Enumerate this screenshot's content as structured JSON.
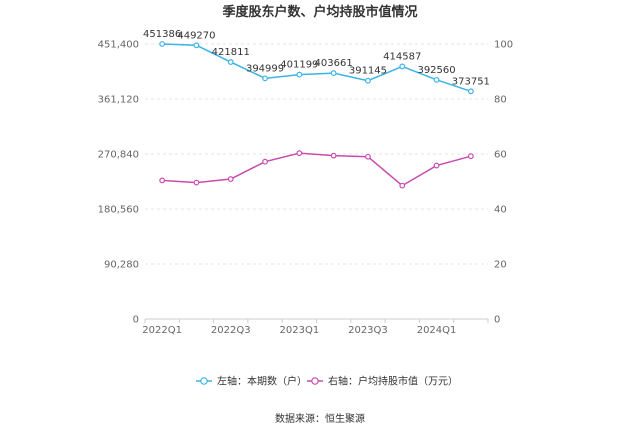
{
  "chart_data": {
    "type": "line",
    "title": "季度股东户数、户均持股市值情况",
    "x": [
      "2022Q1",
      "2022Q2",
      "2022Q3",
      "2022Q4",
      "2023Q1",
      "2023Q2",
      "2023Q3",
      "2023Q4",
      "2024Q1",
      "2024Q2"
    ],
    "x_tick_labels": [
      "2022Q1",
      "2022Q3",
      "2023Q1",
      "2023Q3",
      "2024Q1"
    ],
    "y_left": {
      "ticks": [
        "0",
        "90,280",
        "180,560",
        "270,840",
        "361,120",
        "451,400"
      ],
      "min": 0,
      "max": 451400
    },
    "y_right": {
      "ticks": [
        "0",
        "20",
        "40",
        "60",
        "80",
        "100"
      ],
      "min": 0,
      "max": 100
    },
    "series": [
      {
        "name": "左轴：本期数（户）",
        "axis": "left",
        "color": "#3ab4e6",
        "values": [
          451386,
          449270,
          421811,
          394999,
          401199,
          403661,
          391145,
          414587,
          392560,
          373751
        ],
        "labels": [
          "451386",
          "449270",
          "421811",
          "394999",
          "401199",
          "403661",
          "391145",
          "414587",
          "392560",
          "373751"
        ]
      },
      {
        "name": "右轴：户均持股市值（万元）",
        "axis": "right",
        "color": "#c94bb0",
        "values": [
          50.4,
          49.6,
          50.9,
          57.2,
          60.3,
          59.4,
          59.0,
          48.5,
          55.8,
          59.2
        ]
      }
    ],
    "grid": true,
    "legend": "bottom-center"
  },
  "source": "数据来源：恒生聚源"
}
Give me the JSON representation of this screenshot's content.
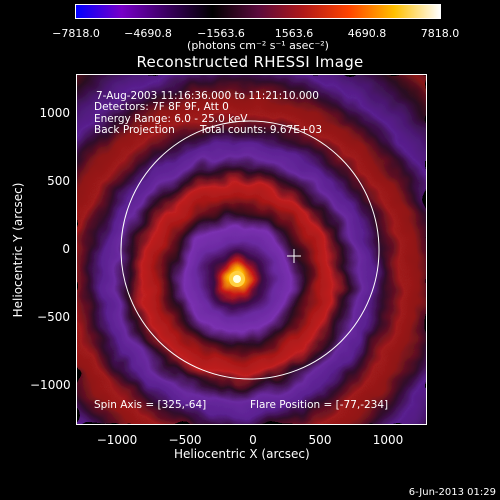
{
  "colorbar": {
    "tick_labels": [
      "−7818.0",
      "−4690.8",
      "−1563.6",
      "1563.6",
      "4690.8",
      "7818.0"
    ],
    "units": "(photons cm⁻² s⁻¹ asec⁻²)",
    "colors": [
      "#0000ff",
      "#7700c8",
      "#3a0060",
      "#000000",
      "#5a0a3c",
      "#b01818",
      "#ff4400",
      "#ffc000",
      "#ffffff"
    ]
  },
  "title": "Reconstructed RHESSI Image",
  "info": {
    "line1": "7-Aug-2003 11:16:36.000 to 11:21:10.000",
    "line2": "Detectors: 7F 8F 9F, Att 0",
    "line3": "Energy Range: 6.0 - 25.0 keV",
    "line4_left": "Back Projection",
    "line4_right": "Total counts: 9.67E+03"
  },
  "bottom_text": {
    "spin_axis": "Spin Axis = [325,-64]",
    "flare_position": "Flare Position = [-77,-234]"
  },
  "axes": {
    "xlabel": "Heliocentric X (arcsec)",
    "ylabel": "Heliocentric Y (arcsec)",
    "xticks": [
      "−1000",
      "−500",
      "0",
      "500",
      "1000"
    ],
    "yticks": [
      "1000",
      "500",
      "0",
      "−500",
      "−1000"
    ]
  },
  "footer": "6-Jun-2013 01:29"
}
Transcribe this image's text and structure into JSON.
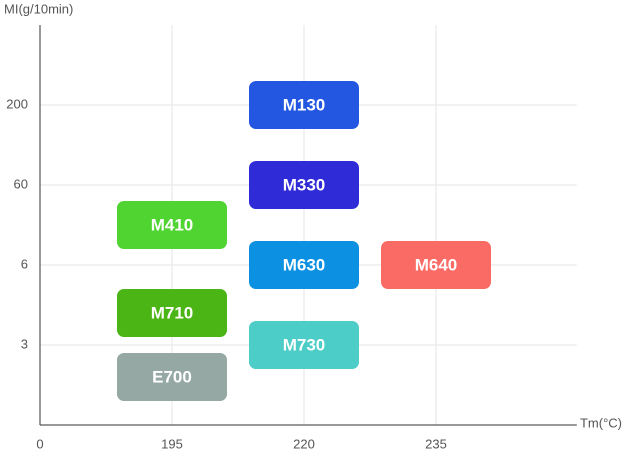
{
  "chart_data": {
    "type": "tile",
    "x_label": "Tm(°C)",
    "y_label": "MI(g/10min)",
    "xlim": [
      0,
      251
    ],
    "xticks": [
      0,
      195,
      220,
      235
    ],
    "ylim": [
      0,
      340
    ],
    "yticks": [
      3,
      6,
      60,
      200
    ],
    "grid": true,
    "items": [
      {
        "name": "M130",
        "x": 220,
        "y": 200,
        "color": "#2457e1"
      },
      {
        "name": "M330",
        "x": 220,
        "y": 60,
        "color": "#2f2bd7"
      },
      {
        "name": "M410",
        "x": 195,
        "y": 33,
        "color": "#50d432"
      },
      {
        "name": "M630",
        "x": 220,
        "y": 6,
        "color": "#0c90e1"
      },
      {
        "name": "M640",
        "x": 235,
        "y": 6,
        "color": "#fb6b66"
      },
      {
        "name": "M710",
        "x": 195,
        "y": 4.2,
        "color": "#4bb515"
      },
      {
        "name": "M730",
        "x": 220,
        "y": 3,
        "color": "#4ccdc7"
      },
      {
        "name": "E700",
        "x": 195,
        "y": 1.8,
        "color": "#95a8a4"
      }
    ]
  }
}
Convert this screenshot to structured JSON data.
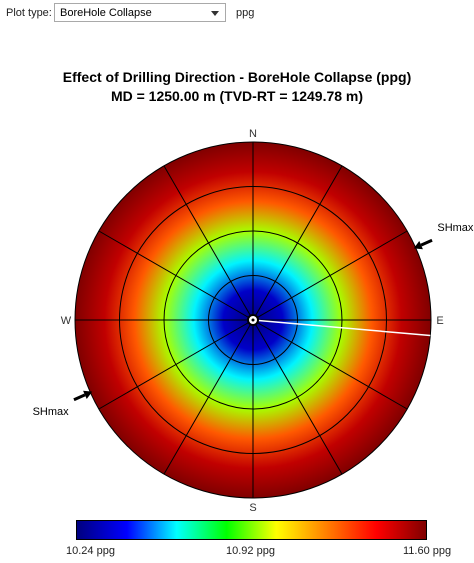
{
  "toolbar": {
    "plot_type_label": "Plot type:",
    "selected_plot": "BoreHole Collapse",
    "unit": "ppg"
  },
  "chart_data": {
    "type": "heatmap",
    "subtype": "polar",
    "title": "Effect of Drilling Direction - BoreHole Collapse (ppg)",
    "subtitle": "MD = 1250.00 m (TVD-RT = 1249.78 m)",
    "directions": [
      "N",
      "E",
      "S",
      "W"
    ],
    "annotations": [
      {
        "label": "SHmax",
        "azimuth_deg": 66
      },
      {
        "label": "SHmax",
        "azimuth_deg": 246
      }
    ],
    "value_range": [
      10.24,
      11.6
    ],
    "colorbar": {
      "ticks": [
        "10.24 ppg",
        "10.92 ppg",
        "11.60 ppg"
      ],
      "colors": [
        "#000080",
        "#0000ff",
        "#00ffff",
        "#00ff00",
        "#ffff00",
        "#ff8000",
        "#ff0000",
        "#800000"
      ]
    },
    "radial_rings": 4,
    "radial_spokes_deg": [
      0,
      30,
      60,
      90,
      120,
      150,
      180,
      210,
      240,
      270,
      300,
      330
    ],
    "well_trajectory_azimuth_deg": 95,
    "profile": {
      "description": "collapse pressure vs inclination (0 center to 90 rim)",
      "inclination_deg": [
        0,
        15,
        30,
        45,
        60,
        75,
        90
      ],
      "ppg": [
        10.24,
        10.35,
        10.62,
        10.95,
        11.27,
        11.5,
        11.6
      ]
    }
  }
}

----

Where a line contains the string "BoreHole", extract that line.

    "selected_plot": "BoreHole Collapse",
    "title": "Effect of Drilling Direction - BoreHole Collapse (ppg)",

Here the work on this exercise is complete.